Given task » Copy each line that has the string "pessoas" somewhere in it.

___ Input for this task ___

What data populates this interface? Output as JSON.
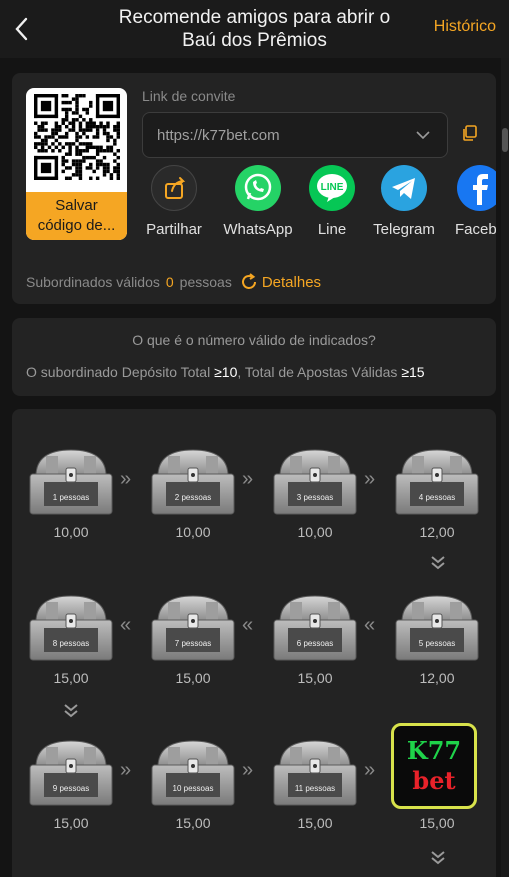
{
  "header": {
    "title_line1": "Recomende amigos para abrir o",
    "title_line2": "Baú dos Prêmios",
    "history_label": "Histórico"
  },
  "invite": {
    "save_qr_line1": "Salvar",
    "save_qr_line2": "código de...",
    "link_label": "Link de convite",
    "link_value": "https://k77bet.com",
    "share": [
      {
        "label": "Partilhar",
        "icon": "share-icon",
        "color": "#2a2a2a"
      },
      {
        "label": "WhatsApp",
        "icon": "whatsapp-icon",
        "color": "#25d366"
      },
      {
        "label": "Line",
        "icon": "line-icon",
        "color": "#06c755"
      },
      {
        "label": "Telegram",
        "icon": "telegram-icon",
        "color": "#2aa3e0"
      },
      {
        "label": "Facebo",
        "icon": "facebook-icon",
        "color": "#1877f2"
      }
    ],
    "subordinates_label": "Subordinados válidos",
    "subordinates_count": "0",
    "subordinates_unit": "pessoas",
    "details_label": "Detalhes"
  },
  "info": {
    "question": "O que é o número válido de indicados?",
    "cond_prefix": "O subordinado Depósito Total ",
    "cond_deposit": "≥10",
    "cond_sep": ",  Total de Apostas Válidas ",
    "cond_bets": "≥15"
  },
  "chests": [
    {
      "label": "1 pessoas",
      "amount": "10,00"
    },
    {
      "label": "2 pessoas",
      "amount": "10,00"
    },
    {
      "label": "3 pessoas",
      "amount": "10,00"
    },
    {
      "label": "4 pessoas",
      "amount": "12,00"
    },
    {
      "label": "5 pessoas",
      "amount": "12,00"
    },
    {
      "label": "6 pessoas",
      "amount": "15,00"
    },
    {
      "label": "7 pessoas",
      "amount": "15,00"
    },
    {
      "label": "8 pessoas",
      "amount": "15,00"
    },
    {
      "label": "9 pessoas",
      "amount": "15,00"
    },
    {
      "label": "10 pessoas",
      "amount": "15,00"
    },
    {
      "label": "11 pessoas",
      "amount": "15,00"
    },
    {
      "label": "",
      "amount": "15,00",
      "logo_line1": "K77",
      "logo_line2": "bet"
    }
  ],
  "colors": {
    "accent": "#f5a623",
    "background": "#141414",
    "card": "#232323"
  }
}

___

Solution »
    "subordinates_unit": "pessoas",
      "label": "1 pessoas",
      "label": "2 pessoas",
      "label": "3 pessoas",
      "label": "4 pessoas",
      "label": "5 pessoas",
      "label": "6 pessoas",
      "label": "7 pessoas",
      "label": "8 pessoas",
      "label": "9 pessoas",
      "label": "10 pessoas",
      "label": "11 pessoas",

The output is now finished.